Problem requirements: Put every line of the records below into a Markdown table with two columns, Row and Line. Number each row and leave out blank lines.

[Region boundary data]

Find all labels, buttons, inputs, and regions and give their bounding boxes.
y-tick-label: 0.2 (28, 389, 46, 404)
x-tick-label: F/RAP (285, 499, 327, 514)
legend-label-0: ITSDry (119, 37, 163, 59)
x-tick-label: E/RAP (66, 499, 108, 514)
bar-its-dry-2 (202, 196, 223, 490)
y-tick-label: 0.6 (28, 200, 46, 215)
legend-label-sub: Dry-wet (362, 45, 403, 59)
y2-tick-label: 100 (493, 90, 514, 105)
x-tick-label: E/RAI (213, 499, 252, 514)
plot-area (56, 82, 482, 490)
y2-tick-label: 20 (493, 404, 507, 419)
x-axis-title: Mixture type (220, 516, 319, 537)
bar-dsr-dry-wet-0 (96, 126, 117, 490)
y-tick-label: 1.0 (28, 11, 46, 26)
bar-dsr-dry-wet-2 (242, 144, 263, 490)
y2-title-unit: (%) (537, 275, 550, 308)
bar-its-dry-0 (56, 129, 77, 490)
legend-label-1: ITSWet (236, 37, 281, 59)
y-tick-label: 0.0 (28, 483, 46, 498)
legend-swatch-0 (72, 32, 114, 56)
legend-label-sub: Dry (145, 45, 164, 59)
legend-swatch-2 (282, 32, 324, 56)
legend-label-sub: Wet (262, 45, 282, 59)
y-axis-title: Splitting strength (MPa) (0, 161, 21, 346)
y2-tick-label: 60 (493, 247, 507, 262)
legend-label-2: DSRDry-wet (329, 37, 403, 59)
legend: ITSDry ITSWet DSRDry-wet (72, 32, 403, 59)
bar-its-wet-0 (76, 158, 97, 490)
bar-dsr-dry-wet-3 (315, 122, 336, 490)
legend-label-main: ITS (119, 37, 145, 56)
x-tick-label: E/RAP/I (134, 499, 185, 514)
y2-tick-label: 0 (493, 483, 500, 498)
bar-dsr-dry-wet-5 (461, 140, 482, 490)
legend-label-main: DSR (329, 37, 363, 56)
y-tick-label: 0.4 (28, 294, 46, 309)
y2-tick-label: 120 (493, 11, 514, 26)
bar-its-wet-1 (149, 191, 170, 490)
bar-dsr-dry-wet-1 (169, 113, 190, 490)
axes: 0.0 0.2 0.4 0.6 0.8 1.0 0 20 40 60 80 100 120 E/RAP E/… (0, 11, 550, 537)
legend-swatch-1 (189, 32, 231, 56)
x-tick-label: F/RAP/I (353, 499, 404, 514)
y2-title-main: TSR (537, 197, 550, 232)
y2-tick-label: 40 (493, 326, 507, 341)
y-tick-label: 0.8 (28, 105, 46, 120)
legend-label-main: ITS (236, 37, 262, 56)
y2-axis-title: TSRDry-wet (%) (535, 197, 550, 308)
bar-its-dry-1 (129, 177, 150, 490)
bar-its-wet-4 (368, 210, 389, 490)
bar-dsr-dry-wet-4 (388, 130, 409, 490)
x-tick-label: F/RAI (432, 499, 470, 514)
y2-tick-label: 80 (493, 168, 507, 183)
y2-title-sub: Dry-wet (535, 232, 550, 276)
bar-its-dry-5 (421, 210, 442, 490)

Output of the task:
| Row | Line |
|---|---|
| 1 | Find all labels, buttons, inputs, and regions and give their bounding boxes. |
| 2 | y-tick-label: 0.2 (28, 389, 46, 404) |
| 3 | x-tick-label: F/RAP (285, 499, 327, 514) |
| 4 | legend-label-0: ITSDry (119, 37, 163, 59) |
| 5 | x-tick-label: E/RAP (66, 499, 108, 514) |
| 6 | bar-its-dry-2 (202, 196, 223, 490) |
| 7 | y-tick-label: 0.6 (28, 200, 46, 215) |
| 8 | legend-label-sub: Dry-wet (362, 45, 403, 59) |
| 9 | y2-tick-label: 100 (493, 90, 514, 105) |
| 10 | x-tick-label: E/RAI (213, 499, 252, 514) |
| 11 | plot-area (56, 82, 482, 490) |
| 12 | y2-tick-label: 20 (493, 404, 507, 419) |
| 13 | x-axis-title: Mixture type (220, 516, 319, 537) |
| 14 | bar-dsr-dry-wet-0 (96, 126, 117, 490) |
| 15 | y-tick-label: 1.0 (28, 11, 46, 26) |
| 16 | bar-dsr-dry-wet-2 (242, 144, 263, 490) |
| 17 | y2-title-unit: (%) (537, 275, 550, 308) |
| 18 | bar-its-dry-0 (56, 129, 77, 490) |
| 19 | legend-label-1: ITSWet (236, 37, 281, 59) |
| 20 | y-tick-label: 0.0 (28, 483, 46, 498) |
| 21 | legend-swatch-0 (72, 32, 114, 56) |
| 22 | legend-label-sub: Dry (145, 45, 164, 59) |
| 23 | legend-swatch-2 (282, 32, 324, 56) |
| 24 | legend-label-sub: Wet (262, 45, 282, 59) |
| 25 | y-axis-title: Splitting strength (MPa) (0, 161, 21, 346) |
| 26 | y2-tick-label: 60 (493, 247, 507, 262) |
| 27 | legend-label-2: DSRDry-wet (329, 37, 403, 59) |
| 28 | legend: ITSDry ITSWet DSRDry-wet (72, 32, 403, 59) |
| 29 | bar-its-wet-0 (76, 158, 97, 490) |
| 30 | bar-dsr-dry-wet-3 (315, 122, 336, 490) |
| 31 | legend-label-main: ITS (119, 37, 145, 56) |
| 32 | x-tick-label: E/RAP/I (134, 499, 185, 514) |
| 33 | y2-tick-label: 0 (493, 483, 500, 498) |
| 34 | bar-dsr-dry-wet-5 (461, 140, 482, 490) |
| 35 | legend-label-main: DSR (329, 37, 363, 56) |
| 36 | y-tick-label: 0.4 (28, 294, 46, 309) |
| 37 | y2-tick-label: 120 (493, 11, 514, 26) |
| 38 | bar-its-wet-1 (149, 191, 170, 490) |
| 39 | bar-dsr-dry-wet-1 (169, 113, 190, 490) |
| 40 | axes: 0.0 0.2 0.4 0.6 0.8 1.0 0 20 40 60 80 100 120 E/RAP E/… (0, 11, 550, 537) |
| 41 | legend-swatch-1 (189, 32, 231, 56) |
| 42 | x-tick-label: F/RAP/I (353, 499, 404, 514) |
| 43 | y2-title-main: TSR (537, 197, 550, 232) |
| 44 | y2-tick-label: 40 (493, 326, 507, 341) |
| 45 | y-tick-label: 0.8 (28, 105, 46, 120) |
| 46 | legend-label-main: ITS (236, 37, 262, 56) |
| 47 | y2-axis-title: TSRDry-wet (%) (535, 197, 550, 308) |
| 48 | bar-its-dry-1 (129, 177, 150, 490) |
| 49 | bar-its-wet-4 (368, 210, 389, 490) |
| 50 | bar-dsr-dry-wet-4 (388, 130, 409, 490) |
| 51 | x-tick-label: F/RAI (432, 499, 470, 514) |
| 52 | y2-tick-label: 80 (493, 168, 507, 183) |
| 53 | y2-title-sub: Dry-wet (535, 232, 550, 276) |
| 54 | bar-its-dry-5 (421, 210, 442, 490) |